» **PROBLEM TO WORK ON**: Give all of the lines again, with nothing added or dropped.

» **DATA TO PROCESS**:
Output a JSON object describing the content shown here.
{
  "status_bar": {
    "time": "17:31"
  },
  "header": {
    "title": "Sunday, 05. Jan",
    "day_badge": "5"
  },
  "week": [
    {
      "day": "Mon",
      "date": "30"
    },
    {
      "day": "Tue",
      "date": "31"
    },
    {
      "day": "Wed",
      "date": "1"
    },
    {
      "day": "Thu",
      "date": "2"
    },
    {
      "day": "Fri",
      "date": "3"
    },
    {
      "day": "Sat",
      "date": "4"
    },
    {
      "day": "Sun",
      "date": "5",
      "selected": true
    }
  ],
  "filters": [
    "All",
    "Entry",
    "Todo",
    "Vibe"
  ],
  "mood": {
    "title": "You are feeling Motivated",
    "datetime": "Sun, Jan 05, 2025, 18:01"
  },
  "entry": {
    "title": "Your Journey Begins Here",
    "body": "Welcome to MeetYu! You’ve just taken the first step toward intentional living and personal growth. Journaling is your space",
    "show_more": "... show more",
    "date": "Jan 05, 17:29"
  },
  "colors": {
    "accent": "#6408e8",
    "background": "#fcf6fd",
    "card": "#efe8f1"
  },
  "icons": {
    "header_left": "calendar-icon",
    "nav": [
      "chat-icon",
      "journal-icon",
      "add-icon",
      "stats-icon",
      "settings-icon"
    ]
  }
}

» **SOLUTION TO THIS EXERCISE**:
Output a JSON object describing the content shown here.
{
  "status_bar": {
    "time": "17:31"
  },
  "header": {
    "title": "Sunday, 05. Jan",
    "day_badge": "5"
  },
  "week": [
    {
      "day": "Mon",
      "date": "30"
    },
    {
      "day": "Tue",
      "date": "31"
    },
    {
      "day": "Wed",
      "date": "1"
    },
    {
      "day": "Thu",
      "date": "2"
    },
    {
      "day": "Fri",
      "date": "3"
    },
    {
      "day": "Sat",
      "date": "4"
    },
    {
      "day": "Sun",
      "date": "5",
      "selected": true
    }
  ],
  "filters": [
    "All",
    "Entry",
    "Todo",
    "Vibe"
  ],
  "mood": {
    "title": "You are feeling Motivated",
    "datetime": "Sun, Jan 05, 2025, 18:01"
  },
  "entry": {
    "title": "Your Journey Begins Here",
    "body": "Welcome to MeetYu! You’ve just taken the first step toward intentional living and personal growth. Journaling is your space",
    "show_more": "... show more",
    "date": "Jan 05, 17:29"
  },
  "colors": {
    "accent": "#6408e8",
    "background": "#fcf6fd",
    "card": "#efe8f1"
  },
  "icons": {
    "header_left": "calendar-icon",
    "nav": [
      "chat-icon",
      "journal-icon",
      "add-icon",
      "stats-icon",
      "settings-icon"
    ]
  }
}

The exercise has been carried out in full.